_Data supplied:_
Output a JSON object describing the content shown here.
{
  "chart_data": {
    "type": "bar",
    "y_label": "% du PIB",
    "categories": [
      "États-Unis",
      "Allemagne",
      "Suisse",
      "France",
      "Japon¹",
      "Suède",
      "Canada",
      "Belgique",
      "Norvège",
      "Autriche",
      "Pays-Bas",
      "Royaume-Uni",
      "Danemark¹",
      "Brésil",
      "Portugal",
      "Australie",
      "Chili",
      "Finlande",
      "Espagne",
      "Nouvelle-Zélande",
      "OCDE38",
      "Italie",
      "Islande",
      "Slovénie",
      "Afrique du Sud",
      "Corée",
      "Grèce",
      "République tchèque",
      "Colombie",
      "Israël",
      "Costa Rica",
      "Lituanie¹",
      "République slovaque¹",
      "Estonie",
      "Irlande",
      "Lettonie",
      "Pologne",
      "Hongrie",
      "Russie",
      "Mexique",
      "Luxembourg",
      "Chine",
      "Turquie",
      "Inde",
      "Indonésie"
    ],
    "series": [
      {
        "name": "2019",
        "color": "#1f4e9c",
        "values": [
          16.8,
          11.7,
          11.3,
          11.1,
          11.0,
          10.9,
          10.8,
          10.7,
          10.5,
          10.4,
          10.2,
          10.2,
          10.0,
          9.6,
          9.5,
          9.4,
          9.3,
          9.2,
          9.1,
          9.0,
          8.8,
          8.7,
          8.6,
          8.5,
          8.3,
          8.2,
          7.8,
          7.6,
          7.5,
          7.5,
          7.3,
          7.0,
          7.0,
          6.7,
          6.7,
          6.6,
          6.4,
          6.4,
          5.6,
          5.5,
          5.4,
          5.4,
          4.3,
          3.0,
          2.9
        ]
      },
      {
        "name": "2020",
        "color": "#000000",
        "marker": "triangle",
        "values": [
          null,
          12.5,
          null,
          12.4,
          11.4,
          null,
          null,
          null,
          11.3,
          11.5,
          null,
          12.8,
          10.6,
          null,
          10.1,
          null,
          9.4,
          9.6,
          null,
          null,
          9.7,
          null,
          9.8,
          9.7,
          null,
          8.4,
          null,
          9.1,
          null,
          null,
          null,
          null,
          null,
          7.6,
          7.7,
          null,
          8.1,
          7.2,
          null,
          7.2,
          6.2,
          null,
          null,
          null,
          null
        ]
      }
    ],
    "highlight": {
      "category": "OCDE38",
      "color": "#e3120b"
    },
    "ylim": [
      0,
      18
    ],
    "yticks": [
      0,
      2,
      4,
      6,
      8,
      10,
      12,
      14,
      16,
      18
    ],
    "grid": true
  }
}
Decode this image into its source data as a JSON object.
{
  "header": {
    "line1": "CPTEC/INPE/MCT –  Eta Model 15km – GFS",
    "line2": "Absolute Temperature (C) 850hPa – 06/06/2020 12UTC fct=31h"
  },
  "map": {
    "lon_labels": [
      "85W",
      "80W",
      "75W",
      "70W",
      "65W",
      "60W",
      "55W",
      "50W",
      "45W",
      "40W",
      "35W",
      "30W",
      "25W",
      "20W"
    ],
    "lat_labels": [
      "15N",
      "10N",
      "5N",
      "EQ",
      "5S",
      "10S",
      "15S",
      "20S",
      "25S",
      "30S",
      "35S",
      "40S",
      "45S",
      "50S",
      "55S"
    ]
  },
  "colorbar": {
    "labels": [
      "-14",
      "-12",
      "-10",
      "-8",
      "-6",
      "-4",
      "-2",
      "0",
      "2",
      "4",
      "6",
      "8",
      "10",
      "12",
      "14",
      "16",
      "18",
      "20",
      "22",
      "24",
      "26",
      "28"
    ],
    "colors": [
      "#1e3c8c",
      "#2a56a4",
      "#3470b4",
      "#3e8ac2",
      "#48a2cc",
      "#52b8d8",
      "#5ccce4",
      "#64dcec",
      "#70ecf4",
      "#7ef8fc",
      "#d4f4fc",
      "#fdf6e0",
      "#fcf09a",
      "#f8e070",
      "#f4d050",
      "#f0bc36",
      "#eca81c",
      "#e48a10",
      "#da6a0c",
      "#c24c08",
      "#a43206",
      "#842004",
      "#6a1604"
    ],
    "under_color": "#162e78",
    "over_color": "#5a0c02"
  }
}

_To be done:_
Output the entries verbatim.

_Output of the task:_
Output a JSON object describing the content shown here.
{
  "chart_data": {
    "type": "bar",
    "y_label": "% du PIB",
    "categories": [
      "États-Unis",
      "Allemagne",
      "Suisse",
      "France",
      "Japon¹",
      "Suède",
      "Canada",
      "Belgique",
      "Norvège",
      "Autriche",
      "Pays-Bas",
      "Royaume-Uni",
      "Danemark¹",
      "Brésil",
      "Portugal",
      "Australie",
      "Chili",
      "Finlande",
      "Espagne",
      "Nouvelle-Zélande",
      "OCDE38",
      "Italie",
      "Islande",
      "Slovénie",
      "Afrique du Sud",
      "Corée",
      "Grèce",
      "République tchèque",
      "Colombie",
      "Israël",
      "Costa Rica",
      "Lituanie¹",
      "République slovaque¹",
      "Estonie",
      "Irlande",
      "Lettonie",
      "Pologne",
      "Hongrie",
      "Russie",
      "Mexique",
      "Luxembourg",
      "Chine",
      "Turquie",
      "Inde",
      "Indonésie"
    ],
    "series": [
      {
        "name": "2019",
        "color": "#1f4e9c",
        "values": [
          16.8,
          11.7,
          11.3,
          11.1,
          11.0,
          10.9,
          10.8,
          10.7,
          10.5,
          10.4,
          10.2,
          10.2,
          10.0,
          9.6,
          9.5,
          9.4,
          9.3,
          9.2,
          9.1,
          9.0,
          8.8,
          8.7,
          8.6,
          8.5,
          8.3,
          8.2,
          7.8,
          7.6,
          7.5,
          7.5,
          7.3,
          7.0,
          7.0,
          6.7,
          6.7,
          6.6,
          6.4,
          6.4,
          5.6,
          5.5,
          5.4,
          5.4,
          4.3,
          3.0,
          2.9
        ]
      },
      {
        "name": "2020",
        "color": "#000000",
        "marker": "triangle",
        "values": [
          null,
          12.5,
          null,
          12.4,
          11.4,
          null,
          null,
          null,
          11.3,
          11.5,
          null,
          12.8,
          10.6,
          null,
          10.1,
          null,
          9.4,
          9.6,
          null,
          null,
          9.7,
          null,
          9.8,
          9.7,
          null,
          8.4,
          null,
          9.1,
          null,
          null,
          null,
          null,
          null,
          7.6,
          7.7,
          null,
          8.1,
          7.2,
          null,
          7.2,
          6.2,
          null,
          null,
          null,
          null
        ]
      }
    ],
    "highlight": {
      "category": "OCDE38",
      "color": "#e3120b"
    },
    "ylim": [
      0,
      18
    ],
    "yticks": [
      0,
      2,
      4,
      6,
      8,
      10,
      12,
      14,
      16,
      18
    ],
    "grid": true
  }
}
Decode this image into its source data as a JSON object.
{
  "header": {
    "line1": "CPTEC/INPE/MCT –  Eta Model 15km – GFS",
    "line2": "Absolute Temperature (C) 850hPa – 06/06/2020 12UTC fct=31h"
  },
  "map": {
    "lon_labels": [
      "85W",
      "80W",
      "75W",
      "70W",
      "65W",
      "60W",
      "55W",
      "50W",
      "45W",
      "40W",
      "35W",
      "30W",
      "25W",
      "20W"
    ],
    "lat_labels": [
      "15N",
      "10N",
      "5N",
      "EQ",
      "5S",
      "10S",
      "15S",
      "20S",
      "25S",
      "30S",
      "35S",
      "40S",
      "45S",
      "50S",
      "55S"
    ]
  },
  "colorbar": {
    "labels": [
      "-14",
      "-12",
      "-10",
      "-8",
      "-6",
      "-4",
      "-2",
      "0",
      "2",
      "4",
      "6",
      "8",
      "10",
      "12",
      "14",
      "16",
      "18",
      "20",
      "22",
      "24",
      "26",
      "28"
    ],
    "colors": [
      "#1e3c8c",
      "#2a56a4",
      "#3470b4",
      "#3e8ac2",
      "#48a2cc",
      "#52b8d8",
      "#5ccce4",
      "#64dcec",
      "#70ecf4",
      "#7ef8fc",
      "#d4f4fc",
      "#fdf6e0",
      "#fcf09a",
      "#f8e070",
      "#f4d050",
      "#f0bc36",
      "#eca81c",
      "#e48a10",
      "#da6a0c",
      "#c24c08",
      "#a43206",
      "#842004",
      "#6a1604"
    ],
    "under_color": "#162e78",
    "over_color": "#5a0c02"
  }
}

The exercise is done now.